**Your objective:** List the lines of this listing that hold the word "nieuwe".
------ Data supplied ------
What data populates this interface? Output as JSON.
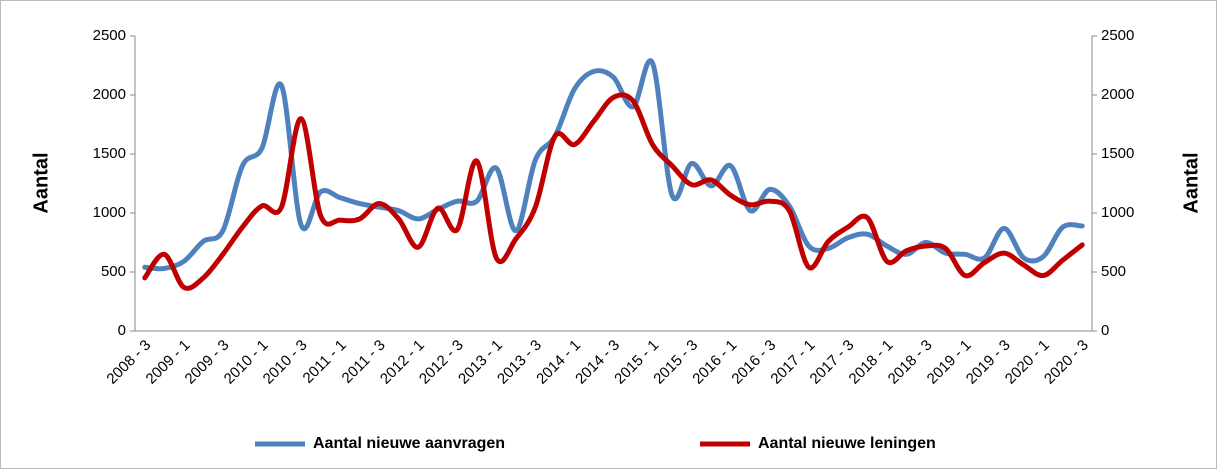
{
  "chart_data": {
    "type": "line",
    "y_label": "Aantal",
    "y2_label": "Aantal",
    "categories": [
      "2008 - 3",
      null,
      "2009 - 1",
      null,
      "2009 - 3",
      null,
      "2010 - 1",
      null,
      "2010 - 3",
      null,
      "2011 - 1",
      null,
      "2011 - 3",
      null,
      "2012 - 1",
      null,
      "2012 - 3",
      null,
      "2013 - 1",
      null,
      "2013 - 3",
      null,
      "2014 - 1",
      null,
      "2014 - 3",
      null,
      "2015 - 1",
      null,
      "2015 - 3",
      null,
      "2016 - 1",
      null,
      "2016 - 3",
      null,
      "2017 - 1",
      null,
      "2017 - 3",
      null,
      "2018 - 1",
      null,
      "2018 - 3",
      null,
      "2019 - 1",
      null,
      "2019 - 3",
      null,
      "2020 - 1",
      null,
      "2020 - 3"
    ],
    "series": [
      {
        "name": "Aantal nieuwe aanvragen",
        "color": "#4f81bd",
        "values": [
          540,
          530,
          590,
          760,
          850,
          1400,
          1550,
          2080,
          900,
          1180,
          1130,
          1080,
          1050,
          1020,
          950,
          1030,
          1100,
          1100,
          1380,
          850,
          1450,
          1650,
          2050,
          2200,
          2150,
          1900,
          2270,
          1150,
          1420,
          1230,
          1400,
          1020,
          1200,
          1060,
          720,
          700,
          790,
          820,
          720,
          650,
          750,
          660,
          650,
          620,
          870,
          620,
          630,
          880,
          890
        ]
      },
      {
        "name": "Aantal nieuwe leningen",
        "color": "#c00000",
        "axis": "y2",
        "values": [
          450,
          650,
          370,
          450,
          650,
          880,
          1060,
          1050,
          1800,
          980,
          940,
          950,
          1080,
          950,
          710,
          1040,
          860,
          1440,
          620,
          780,
          1050,
          1650,
          1580,
          1780,
          1980,
          1950,
          1580,
          1400,
          1240,
          1280,
          1150,
          1070,
          1100,
          1020,
          540,
          760,
          880,
          960,
          590,
          680,
          720,
          700,
          470,
          580,
          660,
          560,
          470,
          600,
          730
        ]
      }
    ],
    "ylim": [
      0,
      2500
    ],
    "yticks": [
      0,
      500,
      1000,
      1500,
      2000,
      2500
    ],
    "y2lim": [
      0,
      2500
    ],
    "y2ticks": [
      0,
      500,
      1000,
      1500,
      2000,
      2500
    ],
    "grid": false,
    "legend": "bottom"
  }
}
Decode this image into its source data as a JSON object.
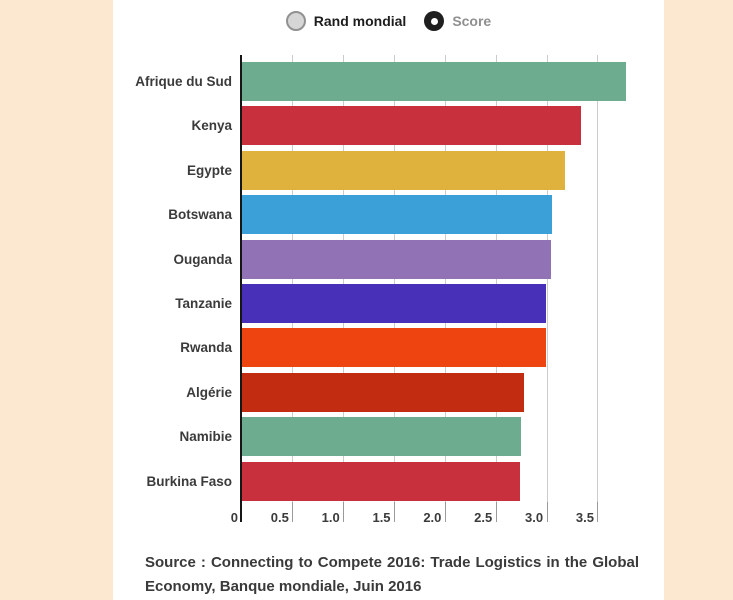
{
  "page": {
    "background_color": "#fce8d1",
    "panel_color": "#ffffff"
  },
  "legend": {
    "items": [
      {
        "label": "Rand mondial",
        "selected": false,
        "label_color": "#1d1d1d"
      },
      {
        "label": "Score",
        "selected": true,
        "label_color": "#8f8f8f"
      }
    ]
  },
  "chart_data": {
    "type": "bar",
    "orientation": "horizontal",
    "title": "",
    "xlabel": "",
    "ylabel": "",
    "categories": [
      "Afrique du Sud",
      "Kenya",
      "Egypte",
      "Botswana",
      "Ouganda",
      "Tanzanie",
      "Rwanda",
      "Algérie",
      "Namibie",
      "Burkina Faso"
    ],
    "series": [
      {
        "name": "Score",
        "values": [
          3.78,
          3.33,
          3.18,
          3.05,
          3.04,
          2.99,
          2.99,
          2.77,
          2.74,
          2.73
        ]
      }
    ],
    "bar_colors": [
      "#6dac8e",
      "#c8303d",
      "#dfb23e",
      "#3b9fd8",
      "#9172b5",
      "#4930b8",
      "#ee4410",
      "#c22c10",
      "#6dac8e",
      "#c8303d"
    ],
    "xlim": [
      0,
      3.91
    ],
    "xticks": [
      0,
      0.5,
      1,
      1.5,
      2,
      2.5,
      3,
      3.5
    ],
    "xtick_labels": [
      "0",
      "0.5",
      "1.0",
      "1.5",
      "2.0",
      "2.5",
      "3.0",
      "3.5"
    ],
    "grid": true,
    "grid_color": "#cccccc",
    "axis_color": "#161616",
    "legend_position": "top",
    "selected_toggle": "Score"
  },
  "source": {
    "text": "Source : Connecting to Compete 2016: Trade Logistics in the Global Economy, Banque mondiale, Juin 2016"
  }
}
------
**Response to this exercise:**
        "name": "Aantal nieuwe aanvragen",
        "name": "Aantal nieuwe leningen",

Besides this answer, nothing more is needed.